Filter the lines below, copying only those with the string "content".
--- Input for this task ---
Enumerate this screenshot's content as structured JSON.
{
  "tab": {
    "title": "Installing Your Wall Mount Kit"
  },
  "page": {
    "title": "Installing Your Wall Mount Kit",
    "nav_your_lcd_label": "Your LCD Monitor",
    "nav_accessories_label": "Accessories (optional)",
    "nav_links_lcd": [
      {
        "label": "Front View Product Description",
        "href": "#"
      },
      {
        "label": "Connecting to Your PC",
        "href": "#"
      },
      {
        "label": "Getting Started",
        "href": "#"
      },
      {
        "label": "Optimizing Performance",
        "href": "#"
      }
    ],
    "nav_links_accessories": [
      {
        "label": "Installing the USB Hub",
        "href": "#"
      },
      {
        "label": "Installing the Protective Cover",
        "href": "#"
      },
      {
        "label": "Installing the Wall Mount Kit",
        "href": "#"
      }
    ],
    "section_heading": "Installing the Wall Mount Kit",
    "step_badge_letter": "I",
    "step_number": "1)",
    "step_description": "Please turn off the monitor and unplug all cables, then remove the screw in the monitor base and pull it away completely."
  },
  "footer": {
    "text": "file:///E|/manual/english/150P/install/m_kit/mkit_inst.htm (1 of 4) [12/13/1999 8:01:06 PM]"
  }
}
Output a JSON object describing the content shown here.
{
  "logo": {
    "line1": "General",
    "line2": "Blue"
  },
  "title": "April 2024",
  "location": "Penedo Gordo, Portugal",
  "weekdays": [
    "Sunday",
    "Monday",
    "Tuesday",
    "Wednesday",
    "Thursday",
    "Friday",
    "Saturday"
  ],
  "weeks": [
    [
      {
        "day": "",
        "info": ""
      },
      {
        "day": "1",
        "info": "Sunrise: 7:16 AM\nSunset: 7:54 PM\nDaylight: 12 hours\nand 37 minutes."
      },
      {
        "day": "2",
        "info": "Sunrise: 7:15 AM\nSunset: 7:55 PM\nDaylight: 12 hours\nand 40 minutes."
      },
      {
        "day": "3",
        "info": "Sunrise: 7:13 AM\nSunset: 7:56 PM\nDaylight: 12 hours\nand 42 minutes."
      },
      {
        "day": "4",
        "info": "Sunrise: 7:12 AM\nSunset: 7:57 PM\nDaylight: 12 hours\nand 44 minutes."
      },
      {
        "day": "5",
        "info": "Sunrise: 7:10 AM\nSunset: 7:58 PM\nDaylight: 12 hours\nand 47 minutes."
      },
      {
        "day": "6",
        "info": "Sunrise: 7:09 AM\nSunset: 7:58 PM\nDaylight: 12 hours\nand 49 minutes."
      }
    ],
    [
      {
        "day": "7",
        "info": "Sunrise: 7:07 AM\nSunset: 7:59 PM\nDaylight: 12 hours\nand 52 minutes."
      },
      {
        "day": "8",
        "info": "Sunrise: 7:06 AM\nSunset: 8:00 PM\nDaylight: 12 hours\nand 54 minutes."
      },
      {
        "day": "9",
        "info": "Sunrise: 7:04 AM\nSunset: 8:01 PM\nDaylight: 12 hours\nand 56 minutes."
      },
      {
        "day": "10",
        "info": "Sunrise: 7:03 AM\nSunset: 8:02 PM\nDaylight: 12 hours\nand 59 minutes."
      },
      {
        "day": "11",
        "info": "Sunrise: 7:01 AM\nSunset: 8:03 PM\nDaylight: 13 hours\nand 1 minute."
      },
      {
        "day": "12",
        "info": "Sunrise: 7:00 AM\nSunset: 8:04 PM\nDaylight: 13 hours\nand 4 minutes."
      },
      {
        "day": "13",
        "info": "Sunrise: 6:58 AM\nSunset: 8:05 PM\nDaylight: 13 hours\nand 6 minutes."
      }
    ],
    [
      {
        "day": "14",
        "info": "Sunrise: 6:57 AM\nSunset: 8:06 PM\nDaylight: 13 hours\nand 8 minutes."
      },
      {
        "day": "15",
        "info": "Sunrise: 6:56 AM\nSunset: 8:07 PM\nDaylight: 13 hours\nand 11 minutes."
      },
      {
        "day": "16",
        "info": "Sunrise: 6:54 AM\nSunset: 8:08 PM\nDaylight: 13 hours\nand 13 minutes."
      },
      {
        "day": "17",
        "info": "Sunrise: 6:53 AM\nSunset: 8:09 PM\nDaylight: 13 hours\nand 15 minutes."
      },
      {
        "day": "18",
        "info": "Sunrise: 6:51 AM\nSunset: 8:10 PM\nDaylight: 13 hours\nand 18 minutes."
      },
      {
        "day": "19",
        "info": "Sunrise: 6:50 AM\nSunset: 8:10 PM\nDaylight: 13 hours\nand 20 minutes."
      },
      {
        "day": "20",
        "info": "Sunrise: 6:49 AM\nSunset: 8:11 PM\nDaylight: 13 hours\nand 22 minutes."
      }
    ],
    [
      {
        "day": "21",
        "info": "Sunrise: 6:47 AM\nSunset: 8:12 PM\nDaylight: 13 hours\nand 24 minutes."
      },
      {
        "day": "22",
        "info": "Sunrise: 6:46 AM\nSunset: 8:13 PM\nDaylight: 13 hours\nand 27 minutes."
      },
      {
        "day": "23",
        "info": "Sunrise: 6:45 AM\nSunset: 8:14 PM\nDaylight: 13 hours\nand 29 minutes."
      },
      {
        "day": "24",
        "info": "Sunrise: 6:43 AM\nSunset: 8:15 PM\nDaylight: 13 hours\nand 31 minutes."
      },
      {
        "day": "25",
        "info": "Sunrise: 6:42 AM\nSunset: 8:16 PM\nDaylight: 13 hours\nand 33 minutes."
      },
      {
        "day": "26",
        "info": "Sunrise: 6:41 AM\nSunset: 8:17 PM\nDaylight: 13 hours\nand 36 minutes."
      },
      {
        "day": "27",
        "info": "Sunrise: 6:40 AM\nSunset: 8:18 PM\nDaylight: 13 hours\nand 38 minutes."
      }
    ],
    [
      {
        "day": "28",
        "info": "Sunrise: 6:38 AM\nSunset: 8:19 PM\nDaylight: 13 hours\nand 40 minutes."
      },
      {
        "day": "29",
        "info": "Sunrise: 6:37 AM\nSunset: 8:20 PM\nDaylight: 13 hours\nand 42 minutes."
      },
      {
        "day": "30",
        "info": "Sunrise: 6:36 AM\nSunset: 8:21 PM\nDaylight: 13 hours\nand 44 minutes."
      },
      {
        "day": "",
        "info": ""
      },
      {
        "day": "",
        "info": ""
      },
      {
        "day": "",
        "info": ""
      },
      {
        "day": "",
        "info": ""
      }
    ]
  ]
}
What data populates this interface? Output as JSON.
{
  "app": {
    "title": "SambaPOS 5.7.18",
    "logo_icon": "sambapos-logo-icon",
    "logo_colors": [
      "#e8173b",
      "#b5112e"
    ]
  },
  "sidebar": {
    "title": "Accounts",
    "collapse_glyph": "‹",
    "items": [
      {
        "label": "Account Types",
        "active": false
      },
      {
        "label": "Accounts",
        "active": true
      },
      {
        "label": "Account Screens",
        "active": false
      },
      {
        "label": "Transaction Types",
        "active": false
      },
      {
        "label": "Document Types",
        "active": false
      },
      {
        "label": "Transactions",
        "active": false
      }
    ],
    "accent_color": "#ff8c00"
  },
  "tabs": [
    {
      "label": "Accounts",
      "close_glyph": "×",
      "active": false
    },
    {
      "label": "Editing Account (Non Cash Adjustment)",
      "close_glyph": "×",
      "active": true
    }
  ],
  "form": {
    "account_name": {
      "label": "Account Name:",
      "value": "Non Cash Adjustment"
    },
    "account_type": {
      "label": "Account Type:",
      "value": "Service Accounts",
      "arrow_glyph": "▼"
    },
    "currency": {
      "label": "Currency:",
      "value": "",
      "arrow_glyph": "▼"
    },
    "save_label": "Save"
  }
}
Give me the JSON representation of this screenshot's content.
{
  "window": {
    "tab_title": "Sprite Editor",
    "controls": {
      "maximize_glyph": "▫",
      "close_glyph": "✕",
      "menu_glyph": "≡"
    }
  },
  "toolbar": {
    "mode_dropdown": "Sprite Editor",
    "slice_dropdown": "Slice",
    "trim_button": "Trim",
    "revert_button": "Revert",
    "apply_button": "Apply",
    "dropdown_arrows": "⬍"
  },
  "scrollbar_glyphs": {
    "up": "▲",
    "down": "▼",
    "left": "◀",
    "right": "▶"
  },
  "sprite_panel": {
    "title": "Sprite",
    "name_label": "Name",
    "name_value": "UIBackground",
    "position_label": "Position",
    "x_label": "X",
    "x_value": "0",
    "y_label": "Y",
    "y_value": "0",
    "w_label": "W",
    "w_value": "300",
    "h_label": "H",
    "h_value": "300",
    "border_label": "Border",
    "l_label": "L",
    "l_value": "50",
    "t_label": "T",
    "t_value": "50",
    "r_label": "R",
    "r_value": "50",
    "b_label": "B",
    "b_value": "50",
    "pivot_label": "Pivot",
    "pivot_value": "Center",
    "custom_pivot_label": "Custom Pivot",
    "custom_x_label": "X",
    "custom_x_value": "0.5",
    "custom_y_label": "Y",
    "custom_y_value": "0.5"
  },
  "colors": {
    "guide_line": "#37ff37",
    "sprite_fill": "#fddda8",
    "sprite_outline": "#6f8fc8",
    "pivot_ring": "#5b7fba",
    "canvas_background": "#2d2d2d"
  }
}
---
• _Answer to the task_:
Enumerate this screenshot's content as structured JSON.
Output a JSON object describing the content shown here.
Give me the JSON representation of this screenshot's content.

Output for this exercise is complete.